* STATED PROBLEM *
Could you output each line of the data that follows exactly?

━━━━

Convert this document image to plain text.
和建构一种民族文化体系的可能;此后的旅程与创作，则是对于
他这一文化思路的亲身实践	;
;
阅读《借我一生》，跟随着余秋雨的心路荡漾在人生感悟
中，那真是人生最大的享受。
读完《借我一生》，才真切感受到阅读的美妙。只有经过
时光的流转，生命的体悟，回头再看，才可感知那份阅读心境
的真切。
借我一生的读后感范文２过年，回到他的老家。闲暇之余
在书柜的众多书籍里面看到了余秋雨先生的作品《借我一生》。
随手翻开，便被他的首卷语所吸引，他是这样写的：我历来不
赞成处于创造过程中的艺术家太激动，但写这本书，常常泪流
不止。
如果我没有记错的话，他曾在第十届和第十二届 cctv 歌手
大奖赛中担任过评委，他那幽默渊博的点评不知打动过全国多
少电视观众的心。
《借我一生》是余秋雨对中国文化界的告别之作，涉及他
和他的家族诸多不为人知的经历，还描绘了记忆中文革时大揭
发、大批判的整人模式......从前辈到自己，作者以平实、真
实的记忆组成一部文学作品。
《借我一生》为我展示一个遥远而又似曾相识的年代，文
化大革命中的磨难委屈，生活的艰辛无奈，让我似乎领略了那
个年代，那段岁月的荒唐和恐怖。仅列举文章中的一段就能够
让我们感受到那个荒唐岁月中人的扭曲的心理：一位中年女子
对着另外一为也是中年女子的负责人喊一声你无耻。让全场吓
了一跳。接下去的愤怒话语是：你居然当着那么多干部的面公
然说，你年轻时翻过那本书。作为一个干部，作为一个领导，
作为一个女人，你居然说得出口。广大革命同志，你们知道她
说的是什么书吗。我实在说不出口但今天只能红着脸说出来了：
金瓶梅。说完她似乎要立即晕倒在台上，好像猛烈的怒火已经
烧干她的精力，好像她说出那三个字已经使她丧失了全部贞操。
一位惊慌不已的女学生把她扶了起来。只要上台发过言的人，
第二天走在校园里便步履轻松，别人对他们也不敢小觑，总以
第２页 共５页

━━━━

* RESPONSE BELOW *
Convert this document image to plain text.
和建构一种民族文化体系的可能;此后的旅程与创作，则是对于
他这一文化思路的亲身实践	;
;
阅读《借我一生》，跟随着余秋雨的心路荡漾在人生感悟
中，那真是人生最大的享受。
读完《借我一生》，才真切感受到阅读的美妙。只有经过
时光的流转，生命的体悟，回头再看，才可感知那份阅读心境
的真切。
借我一生的读后感范文２过年，回到他的老家。闲暇之余
在书柜的众多书籍里面看到了余秋雨先生的作品《借我一生》。
随手翻开，便被他的首卷语所吸引，他是这样写的：我历来不
赞成处于创造过程中的艺术家太激动，但写这本书，常常泪流
不止。
如果我没有记错的话，他曾在第十届和第十二届 cctv 歌手
大奖赛中担任过评委，他那幽默渊博的点评不知打动过全国多
少电视观众的心。
《借我一生》是余秋雨对中国文化界的告别之作，涉及他
和他的家族诸多不为人知的经历，还描绘了记忆中文革时大揭
发、大批判的整人模式......从前辈到自己，作者以平实、真
实的记忆组成一部文学作品。
《借我一生》为我展示一个遥远而又似曾相识的年代，文
化大革命中的磨难委屈，生活的艰辛无奈，让我似乎领略了那
个年代，那段岁月的荒唐和恐怖。仅列举文章中的一段就能够
让我们感受到那个荒唐岁月中人的扭曲的心理：一位中年女子
对着另外一为也是中年女子的负责人喊一声你无耻。让全场吓
了一跳。接下去的愤怒话语是：你居然当着那么多干部的面公
然说，你年轻时翻过那本书。作为一个干部，作为一个领导，
作为一个女人，你居然说得出口。广大革命同志，你们知道她
说的是什么书吗。我实在说不出口但今天只能红着脸说出来了：
金瓶梅。说完她似乎要立即晕倒在台上，好像猛烈的怒火已经
烧干她的精力，好像她说出那三个字已经使她丧失了全部贞操。
一位惊慌不已的女学生把她扶了起来。只要上台发过言的人，
第二天走在校园里便步履轻松，别人对他们也不敢小觑，总以
第２页 共５页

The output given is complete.